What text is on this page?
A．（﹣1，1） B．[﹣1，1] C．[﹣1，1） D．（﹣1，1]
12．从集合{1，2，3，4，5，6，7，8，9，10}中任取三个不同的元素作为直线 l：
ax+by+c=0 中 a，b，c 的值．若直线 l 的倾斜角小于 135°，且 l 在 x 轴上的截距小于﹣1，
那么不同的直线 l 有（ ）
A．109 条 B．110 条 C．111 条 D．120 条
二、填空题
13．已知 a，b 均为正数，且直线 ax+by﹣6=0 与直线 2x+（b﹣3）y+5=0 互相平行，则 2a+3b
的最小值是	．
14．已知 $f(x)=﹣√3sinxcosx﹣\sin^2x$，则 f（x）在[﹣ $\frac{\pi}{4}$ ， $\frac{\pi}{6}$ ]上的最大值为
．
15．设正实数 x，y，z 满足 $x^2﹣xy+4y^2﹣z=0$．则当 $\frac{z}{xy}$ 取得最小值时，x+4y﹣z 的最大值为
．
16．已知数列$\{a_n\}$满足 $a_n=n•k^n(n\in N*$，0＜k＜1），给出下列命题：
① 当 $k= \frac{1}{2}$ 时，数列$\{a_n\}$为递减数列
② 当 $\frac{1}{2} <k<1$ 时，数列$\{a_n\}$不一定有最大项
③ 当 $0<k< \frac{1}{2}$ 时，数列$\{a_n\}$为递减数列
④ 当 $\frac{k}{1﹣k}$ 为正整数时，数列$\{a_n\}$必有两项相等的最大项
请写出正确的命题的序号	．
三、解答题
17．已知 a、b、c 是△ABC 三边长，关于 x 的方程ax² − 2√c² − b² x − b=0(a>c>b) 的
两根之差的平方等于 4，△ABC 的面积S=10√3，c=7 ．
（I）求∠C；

§ Written instruction: Return all the data above once more, precisely as given.

§ Task solution:
What text is on this page?
A．（﹣1，1） B．[﹣1，1] C．[﹣1，1） D．（﹣1，1]
12．从集合{1，2，3，4，5，6，7，8，9，10}中任取三个不同的元素作为直线 l：
ax+by+c=0 中 a，b，c 的值．若直线 l 的倾斜角小于 135°，且 l 在 x 轴上的截距小于﹣1，
那么不同的直线 l 有（ ）
A．109 条 B．110 条 C．111 条 D．120 条
二、填空题
13．已知 a，b 均为正数，且直线 ax+by﹣6=0 与直线 2x+（b﹣3）y+5=0 互相平行，则 2a+3b
的最小值是	．
14．已知 $f(x)=﹣√3sinxcosx﹣\sin^2x$，则 f（x）在[﹣ $\frac{\pi}{4}$ ， $\frac{\pi}{6}$ ]上的最大值为
．
15．设正实数 x，y，z 满足 $x^2﹣xy+4y^2﹣z=0$．则当 $\frac{z}{xy}$ 取得最小值时，x+4y﹣z 的最大值为
．
16．已知数列$\{a_n\}$满足 $a_n=n•k^n(n\in N*$，0＜k＜1），给出下列命题：
① 当 $k= \frac{1}{2}$ 时，数列$\{a_n\}$为递减数列
② 当 $\frac{1}{2} <k<1$ 时，数列$\{a_n\}$不一定有最大项
③ 当 $0<k< \frac{1}{2}$ 时，数列$\{a_n\}$为递减数列
④ 当 $\frac{k}{1﹣k}$ 为正整数时，数列$\{a_n\}$必有两项相等的最大项
请写出正确的命题的序号	．
三、解答题
17．已知 a、b、c 是△ABC 三边长，关于 x 的方程ax² − 2√c² − b² x − b=0(a>c>b) 的
两根之差的平方等于 4，△ABC 的面积S=10√3，c=7 ．
（I）求∠C；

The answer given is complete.